Stored records
┄┄┄┄┄┄┄┄┄┄┄┄┄┄┄┄┄┄┄┄

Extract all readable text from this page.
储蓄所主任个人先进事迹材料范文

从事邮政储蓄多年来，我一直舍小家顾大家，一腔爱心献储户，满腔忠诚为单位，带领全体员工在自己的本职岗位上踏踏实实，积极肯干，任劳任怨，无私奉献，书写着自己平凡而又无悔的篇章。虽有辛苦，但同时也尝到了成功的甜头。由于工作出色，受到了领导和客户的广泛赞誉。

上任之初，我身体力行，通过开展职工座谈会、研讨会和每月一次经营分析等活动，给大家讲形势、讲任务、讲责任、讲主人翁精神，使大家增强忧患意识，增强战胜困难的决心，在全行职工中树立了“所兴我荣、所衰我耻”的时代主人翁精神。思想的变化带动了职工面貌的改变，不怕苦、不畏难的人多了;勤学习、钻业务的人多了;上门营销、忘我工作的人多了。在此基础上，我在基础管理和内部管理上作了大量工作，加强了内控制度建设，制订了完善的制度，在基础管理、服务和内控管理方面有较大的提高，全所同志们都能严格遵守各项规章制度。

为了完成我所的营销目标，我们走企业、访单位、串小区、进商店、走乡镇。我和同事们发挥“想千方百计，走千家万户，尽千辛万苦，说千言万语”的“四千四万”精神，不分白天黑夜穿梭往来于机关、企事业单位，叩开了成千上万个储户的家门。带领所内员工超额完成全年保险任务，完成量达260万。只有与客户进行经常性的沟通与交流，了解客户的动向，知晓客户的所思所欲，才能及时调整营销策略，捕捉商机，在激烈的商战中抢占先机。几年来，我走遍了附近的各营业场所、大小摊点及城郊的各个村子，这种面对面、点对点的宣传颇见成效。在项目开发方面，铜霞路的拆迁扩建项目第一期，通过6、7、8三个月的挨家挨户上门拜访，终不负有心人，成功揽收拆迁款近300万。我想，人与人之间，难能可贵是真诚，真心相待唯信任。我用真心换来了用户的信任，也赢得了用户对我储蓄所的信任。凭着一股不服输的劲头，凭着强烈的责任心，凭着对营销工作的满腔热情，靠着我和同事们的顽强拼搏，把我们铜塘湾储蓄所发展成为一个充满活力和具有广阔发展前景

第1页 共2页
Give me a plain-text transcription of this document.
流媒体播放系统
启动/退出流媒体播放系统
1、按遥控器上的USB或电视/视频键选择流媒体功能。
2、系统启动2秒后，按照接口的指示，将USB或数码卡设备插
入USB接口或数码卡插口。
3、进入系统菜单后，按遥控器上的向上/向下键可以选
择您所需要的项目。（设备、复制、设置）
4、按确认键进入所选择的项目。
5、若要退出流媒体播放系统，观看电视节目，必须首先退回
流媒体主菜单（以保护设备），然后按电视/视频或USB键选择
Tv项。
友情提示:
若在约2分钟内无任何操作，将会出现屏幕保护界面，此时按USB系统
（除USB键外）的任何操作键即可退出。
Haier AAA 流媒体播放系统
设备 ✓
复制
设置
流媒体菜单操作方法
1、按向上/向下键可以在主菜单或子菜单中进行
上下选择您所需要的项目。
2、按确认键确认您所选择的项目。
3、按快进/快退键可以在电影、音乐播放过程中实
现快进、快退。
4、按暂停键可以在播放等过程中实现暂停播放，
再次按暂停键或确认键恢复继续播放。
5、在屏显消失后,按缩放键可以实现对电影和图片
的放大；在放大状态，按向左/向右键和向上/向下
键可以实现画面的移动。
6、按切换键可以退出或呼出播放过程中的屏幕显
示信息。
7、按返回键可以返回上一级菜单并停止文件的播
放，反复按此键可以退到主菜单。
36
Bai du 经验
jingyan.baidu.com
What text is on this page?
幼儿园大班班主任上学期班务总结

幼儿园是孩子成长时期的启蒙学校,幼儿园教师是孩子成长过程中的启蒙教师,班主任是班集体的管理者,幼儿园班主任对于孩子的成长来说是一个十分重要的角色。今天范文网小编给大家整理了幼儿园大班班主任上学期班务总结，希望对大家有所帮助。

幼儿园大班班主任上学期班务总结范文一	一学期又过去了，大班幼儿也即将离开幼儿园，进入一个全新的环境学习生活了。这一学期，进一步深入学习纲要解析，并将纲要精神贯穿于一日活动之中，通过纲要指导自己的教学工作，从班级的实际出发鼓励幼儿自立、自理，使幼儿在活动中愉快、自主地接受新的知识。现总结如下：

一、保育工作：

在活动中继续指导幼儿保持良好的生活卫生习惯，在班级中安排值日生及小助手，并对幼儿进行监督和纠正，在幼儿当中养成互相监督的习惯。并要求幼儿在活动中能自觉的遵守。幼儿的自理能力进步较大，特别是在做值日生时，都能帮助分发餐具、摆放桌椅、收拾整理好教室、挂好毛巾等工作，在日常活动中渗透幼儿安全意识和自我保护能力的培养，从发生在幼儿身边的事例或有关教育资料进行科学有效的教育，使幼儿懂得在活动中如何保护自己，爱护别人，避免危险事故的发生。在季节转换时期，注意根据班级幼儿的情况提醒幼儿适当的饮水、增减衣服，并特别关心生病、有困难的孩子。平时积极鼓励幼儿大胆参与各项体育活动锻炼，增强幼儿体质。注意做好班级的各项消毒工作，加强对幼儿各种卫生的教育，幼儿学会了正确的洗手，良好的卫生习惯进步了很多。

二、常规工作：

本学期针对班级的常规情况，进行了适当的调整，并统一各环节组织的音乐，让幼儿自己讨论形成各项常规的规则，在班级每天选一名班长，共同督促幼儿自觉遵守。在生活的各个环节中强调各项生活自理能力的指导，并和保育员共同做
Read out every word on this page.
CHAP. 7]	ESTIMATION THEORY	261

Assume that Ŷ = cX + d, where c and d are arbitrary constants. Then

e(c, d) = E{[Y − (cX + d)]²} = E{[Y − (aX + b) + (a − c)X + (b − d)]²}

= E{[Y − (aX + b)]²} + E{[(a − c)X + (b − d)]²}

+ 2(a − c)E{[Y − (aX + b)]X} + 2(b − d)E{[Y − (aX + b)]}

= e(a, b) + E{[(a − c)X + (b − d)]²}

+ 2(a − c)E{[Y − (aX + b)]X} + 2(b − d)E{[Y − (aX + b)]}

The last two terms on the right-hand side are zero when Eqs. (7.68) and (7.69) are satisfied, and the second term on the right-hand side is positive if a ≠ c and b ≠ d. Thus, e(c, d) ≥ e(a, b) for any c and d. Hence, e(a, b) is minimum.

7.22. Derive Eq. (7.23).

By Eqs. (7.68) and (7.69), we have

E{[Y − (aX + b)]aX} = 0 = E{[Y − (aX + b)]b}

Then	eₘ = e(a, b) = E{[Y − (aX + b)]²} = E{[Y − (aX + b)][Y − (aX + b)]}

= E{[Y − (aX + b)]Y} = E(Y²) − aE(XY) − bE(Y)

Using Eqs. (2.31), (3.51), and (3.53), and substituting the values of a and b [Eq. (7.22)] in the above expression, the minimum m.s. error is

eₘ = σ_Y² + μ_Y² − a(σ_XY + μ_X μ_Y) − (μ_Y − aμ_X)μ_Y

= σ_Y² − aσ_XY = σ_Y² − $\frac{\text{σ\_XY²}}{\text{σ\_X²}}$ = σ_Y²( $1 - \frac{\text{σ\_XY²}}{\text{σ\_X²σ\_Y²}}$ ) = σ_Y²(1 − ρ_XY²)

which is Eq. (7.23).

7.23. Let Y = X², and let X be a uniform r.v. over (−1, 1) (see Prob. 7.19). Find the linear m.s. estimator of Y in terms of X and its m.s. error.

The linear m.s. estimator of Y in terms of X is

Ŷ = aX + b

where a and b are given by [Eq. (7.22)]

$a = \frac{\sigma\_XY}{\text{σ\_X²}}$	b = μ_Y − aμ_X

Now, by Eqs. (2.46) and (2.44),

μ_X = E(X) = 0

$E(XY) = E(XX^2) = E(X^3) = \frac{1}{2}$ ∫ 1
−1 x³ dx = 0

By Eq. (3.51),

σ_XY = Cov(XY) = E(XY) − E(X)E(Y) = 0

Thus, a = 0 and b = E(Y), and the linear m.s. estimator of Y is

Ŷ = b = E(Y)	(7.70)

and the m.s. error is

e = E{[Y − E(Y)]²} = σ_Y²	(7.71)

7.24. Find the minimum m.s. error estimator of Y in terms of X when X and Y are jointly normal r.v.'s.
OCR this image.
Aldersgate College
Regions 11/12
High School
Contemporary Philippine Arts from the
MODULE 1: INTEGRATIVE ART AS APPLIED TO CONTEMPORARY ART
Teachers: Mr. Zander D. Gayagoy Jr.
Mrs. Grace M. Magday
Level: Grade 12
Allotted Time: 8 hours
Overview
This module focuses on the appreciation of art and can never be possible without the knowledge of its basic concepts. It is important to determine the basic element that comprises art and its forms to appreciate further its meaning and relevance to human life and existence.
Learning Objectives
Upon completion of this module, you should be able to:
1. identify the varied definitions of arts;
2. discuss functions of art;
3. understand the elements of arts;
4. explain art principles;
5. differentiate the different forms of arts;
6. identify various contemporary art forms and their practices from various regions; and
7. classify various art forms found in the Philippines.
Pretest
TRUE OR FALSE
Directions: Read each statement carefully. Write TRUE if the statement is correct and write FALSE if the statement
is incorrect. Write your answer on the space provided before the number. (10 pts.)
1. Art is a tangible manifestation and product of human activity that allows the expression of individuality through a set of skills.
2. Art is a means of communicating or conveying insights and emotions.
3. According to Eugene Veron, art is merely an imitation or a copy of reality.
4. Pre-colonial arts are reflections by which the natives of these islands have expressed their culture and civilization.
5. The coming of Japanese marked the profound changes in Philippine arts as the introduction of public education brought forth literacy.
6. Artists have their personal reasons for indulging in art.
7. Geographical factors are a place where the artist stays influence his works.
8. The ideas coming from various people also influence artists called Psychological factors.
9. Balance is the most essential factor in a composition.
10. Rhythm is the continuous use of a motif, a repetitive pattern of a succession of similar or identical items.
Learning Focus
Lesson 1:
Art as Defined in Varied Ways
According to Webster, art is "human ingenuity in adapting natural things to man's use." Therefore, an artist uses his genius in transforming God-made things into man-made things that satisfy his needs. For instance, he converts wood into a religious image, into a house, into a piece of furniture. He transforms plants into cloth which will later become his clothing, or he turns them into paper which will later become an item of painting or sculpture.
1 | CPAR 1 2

┄┄┄┄┄┄┄┄┄┄┄┄┄┄┄┄┄┄┄┄

### [Instructions to follow]
Copy each line that contains the word "expression".

### [Output of the exercise]
Using Eqs. (2.31), (3.51), and (3.53), and substituting the values of a and b [Eq. (7.22)] in the above expression, the minimum m.s. error is
1. Art is a tangible manifestation and product of human activity that allows the expression of individuality through a set of skills.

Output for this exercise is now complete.